EXERCISE DETAILS
Write the rows below, from the line with "Patent image size: (785, 437)." to the line with "The casing 10 is at (538, 188).", as a JSON list of strings with one string for each line and blank lines omitted.

PROVIDED MATERIAL
——

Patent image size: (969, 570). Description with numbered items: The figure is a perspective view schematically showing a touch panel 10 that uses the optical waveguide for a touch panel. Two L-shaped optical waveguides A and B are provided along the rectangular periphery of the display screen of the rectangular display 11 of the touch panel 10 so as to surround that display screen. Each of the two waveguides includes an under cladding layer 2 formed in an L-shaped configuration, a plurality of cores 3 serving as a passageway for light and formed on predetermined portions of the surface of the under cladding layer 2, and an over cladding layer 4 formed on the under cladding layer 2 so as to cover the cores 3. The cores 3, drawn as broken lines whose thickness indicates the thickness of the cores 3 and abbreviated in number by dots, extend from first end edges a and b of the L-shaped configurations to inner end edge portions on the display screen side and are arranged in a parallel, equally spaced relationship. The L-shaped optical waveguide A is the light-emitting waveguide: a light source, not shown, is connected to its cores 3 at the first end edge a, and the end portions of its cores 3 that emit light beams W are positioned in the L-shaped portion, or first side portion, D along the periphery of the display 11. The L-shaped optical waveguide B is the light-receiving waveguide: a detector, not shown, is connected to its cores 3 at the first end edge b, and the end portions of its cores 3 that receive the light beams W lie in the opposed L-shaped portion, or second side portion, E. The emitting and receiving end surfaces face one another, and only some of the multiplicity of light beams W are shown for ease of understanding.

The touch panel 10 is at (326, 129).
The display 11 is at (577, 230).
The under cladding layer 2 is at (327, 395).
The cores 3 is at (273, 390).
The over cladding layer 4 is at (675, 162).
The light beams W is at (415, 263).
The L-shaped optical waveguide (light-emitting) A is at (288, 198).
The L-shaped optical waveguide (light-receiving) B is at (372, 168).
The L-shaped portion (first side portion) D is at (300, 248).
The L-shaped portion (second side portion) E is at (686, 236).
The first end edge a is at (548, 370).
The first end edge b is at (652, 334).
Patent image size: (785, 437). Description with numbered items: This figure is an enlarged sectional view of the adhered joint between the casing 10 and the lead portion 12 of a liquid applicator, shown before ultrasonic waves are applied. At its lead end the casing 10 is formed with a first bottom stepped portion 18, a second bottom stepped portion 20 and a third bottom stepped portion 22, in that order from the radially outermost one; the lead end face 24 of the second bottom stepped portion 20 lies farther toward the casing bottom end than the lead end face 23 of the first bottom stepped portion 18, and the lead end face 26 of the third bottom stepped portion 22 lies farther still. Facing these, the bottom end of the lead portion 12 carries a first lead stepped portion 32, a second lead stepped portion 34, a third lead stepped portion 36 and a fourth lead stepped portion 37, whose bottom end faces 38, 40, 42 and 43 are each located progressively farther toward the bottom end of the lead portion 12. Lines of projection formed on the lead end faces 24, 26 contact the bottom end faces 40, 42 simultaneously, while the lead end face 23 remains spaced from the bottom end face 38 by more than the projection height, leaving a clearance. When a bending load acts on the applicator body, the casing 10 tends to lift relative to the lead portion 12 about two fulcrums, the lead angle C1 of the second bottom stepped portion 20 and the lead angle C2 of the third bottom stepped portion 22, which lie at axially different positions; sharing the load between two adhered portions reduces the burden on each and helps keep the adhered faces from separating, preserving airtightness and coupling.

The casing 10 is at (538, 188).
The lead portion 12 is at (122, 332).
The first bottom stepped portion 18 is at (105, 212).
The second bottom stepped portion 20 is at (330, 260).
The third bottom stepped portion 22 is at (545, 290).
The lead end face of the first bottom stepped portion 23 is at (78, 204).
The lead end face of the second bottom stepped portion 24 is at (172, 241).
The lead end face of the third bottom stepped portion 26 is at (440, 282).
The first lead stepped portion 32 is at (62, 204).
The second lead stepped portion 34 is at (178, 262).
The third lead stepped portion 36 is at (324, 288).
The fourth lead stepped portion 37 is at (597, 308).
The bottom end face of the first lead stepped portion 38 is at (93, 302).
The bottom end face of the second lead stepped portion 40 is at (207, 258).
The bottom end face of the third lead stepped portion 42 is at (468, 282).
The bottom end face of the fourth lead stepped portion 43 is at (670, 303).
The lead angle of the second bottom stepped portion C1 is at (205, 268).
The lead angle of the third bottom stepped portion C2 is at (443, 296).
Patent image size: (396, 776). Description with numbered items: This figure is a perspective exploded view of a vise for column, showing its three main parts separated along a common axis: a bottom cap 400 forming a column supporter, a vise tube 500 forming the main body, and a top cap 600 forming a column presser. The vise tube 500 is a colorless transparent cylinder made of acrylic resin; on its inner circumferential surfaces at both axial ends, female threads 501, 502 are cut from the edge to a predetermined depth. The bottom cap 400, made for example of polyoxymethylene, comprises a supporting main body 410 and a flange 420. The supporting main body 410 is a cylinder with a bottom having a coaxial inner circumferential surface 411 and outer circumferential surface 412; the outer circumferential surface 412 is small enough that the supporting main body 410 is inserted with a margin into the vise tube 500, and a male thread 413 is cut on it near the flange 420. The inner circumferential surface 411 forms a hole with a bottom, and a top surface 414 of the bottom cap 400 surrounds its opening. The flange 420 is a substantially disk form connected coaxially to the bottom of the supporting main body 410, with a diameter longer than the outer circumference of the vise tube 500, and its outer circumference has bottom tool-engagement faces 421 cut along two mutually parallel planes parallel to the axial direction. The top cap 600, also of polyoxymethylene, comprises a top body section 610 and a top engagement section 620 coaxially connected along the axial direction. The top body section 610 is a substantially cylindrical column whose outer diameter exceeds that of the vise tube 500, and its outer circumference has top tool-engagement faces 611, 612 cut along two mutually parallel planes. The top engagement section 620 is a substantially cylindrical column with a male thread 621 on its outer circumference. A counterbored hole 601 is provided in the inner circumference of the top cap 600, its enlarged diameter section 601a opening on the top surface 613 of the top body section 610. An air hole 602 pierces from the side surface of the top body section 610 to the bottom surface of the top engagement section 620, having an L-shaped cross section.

——

EXPECTED OUTPUT
[
  "Patent image size: (785, 437). Description with numbered items: This figure is an enlarged sectional view of the adhered joint between the casing 10 and the lead portion 12 of a liquid applicator, shown before ultrasonic waves are applied. At its lead end the casing 10 is formed with a first bottom stepped portion 18, a second bottom stepped portion 20 and a third bottom stepped portion 22, in that order from the radially outermost one; the lead end face 24 of the second bottom stepped portion 20 lies farther toward the casing bottom end than the lead end face 23 of the first bottom stepped portion 18, and the lead end face 26 of the third bottom stepped portion 22 lies farther still. Facing these, the bottom end of the lead portion 12 carries a first lead stepped portion 32, a second lead stepped portion 34, a third lead stepped portion 36 and a fourth lead stepped portion 37, whose bottom end faces 38, 40, 42 and 43 are each located progressively farther toward the bottom end of the lead portion 12. Lines of projection formed on the lead end faces 24, 26 contact the bottom end faces 40, 42 simultaneously, while the lead end face 23 remains spaced from the bottom end face 38 by more than the projection height, leaving a clearance. When a bending load acts on the applicator body, the casing 10 tends to lift relative to the lead portion 12 about two fulcrums, the lead angle C1 of the second bottom stepped portion 20 and the lead angle C2 of the third bottom stepped portion 22, which lie at axially different positions; sharing the load between two adhered portions reduces the burden on each and helps keep the adhered faces from separating, preserving airtightness and coupling.",
  "The casing 10 is at (538, 188)."
]